Record extracts:
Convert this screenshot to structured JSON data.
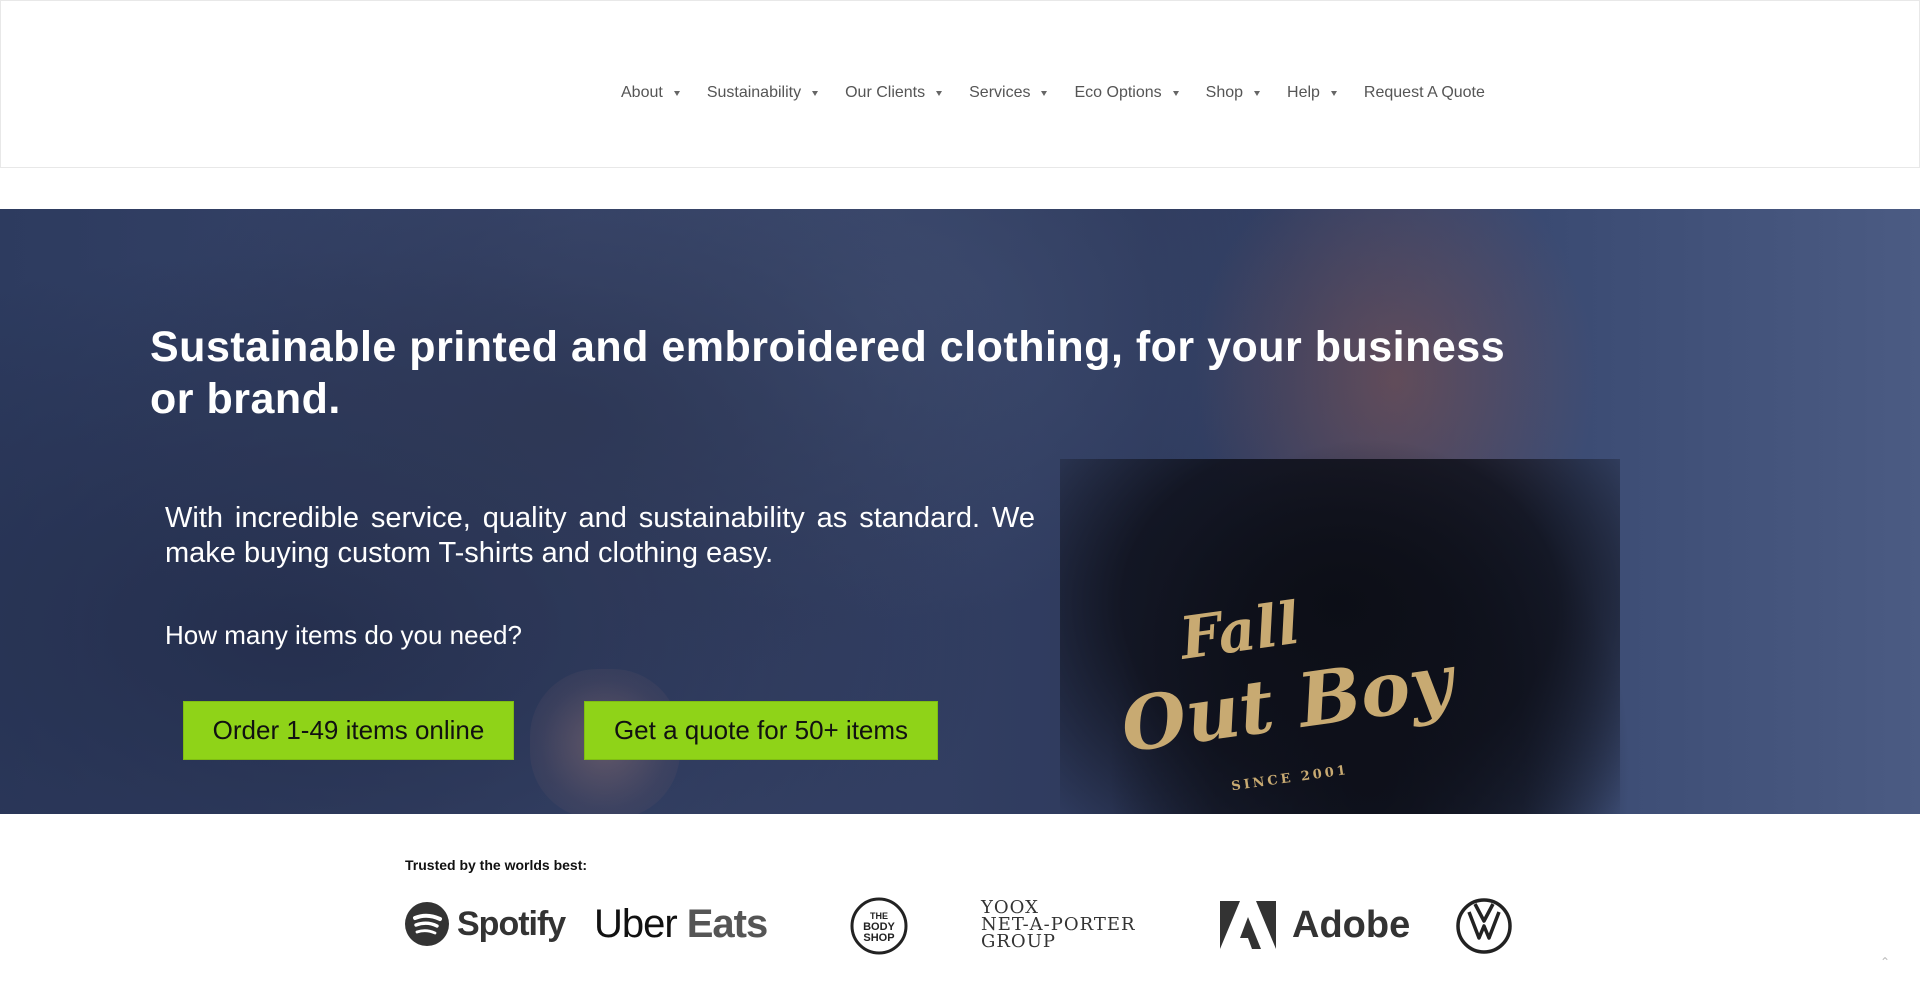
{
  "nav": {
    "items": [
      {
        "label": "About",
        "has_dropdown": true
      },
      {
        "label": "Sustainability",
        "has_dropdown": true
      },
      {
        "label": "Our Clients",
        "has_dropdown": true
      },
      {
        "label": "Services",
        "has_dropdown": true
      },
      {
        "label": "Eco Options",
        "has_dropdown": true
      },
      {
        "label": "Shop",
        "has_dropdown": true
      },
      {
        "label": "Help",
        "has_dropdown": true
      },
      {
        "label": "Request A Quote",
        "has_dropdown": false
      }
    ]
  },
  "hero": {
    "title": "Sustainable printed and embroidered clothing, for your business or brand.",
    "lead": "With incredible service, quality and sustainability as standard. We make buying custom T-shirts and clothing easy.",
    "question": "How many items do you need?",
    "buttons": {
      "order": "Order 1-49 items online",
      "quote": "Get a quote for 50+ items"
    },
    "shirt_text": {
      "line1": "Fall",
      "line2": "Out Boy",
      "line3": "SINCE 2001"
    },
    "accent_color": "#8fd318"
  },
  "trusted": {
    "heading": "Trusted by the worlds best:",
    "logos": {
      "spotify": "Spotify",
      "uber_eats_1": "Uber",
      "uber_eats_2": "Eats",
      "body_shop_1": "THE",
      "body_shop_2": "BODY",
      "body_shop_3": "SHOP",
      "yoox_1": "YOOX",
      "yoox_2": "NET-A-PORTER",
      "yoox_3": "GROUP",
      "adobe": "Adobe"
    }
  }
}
==
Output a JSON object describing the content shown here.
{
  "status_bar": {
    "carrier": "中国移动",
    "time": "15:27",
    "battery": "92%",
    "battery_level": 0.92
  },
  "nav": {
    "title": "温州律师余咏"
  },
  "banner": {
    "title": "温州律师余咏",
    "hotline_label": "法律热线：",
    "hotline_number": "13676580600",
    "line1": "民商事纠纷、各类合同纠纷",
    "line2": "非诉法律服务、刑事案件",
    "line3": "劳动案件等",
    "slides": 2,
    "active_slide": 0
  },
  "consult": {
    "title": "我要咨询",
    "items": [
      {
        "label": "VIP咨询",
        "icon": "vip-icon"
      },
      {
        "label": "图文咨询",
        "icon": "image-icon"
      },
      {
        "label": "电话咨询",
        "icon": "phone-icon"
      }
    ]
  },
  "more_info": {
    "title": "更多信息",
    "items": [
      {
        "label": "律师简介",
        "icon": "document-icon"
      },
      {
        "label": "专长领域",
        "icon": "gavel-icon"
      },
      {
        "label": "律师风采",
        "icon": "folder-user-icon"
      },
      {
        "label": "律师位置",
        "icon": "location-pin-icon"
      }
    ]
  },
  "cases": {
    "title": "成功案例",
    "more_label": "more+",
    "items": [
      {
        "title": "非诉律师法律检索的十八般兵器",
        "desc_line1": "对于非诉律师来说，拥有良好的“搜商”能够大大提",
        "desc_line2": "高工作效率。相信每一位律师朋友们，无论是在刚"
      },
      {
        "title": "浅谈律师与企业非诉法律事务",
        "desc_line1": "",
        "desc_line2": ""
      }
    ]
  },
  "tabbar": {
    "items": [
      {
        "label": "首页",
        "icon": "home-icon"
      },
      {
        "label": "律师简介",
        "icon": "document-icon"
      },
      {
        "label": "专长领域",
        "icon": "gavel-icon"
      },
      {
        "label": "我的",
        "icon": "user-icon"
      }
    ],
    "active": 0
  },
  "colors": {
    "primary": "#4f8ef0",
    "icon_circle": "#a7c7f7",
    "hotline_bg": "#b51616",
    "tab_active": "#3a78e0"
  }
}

Short problem: Show the lines from the data above that contain the string "user".

Result of the exercise:
        "icon": "folder-user-icon"
        "icon": "user-icon"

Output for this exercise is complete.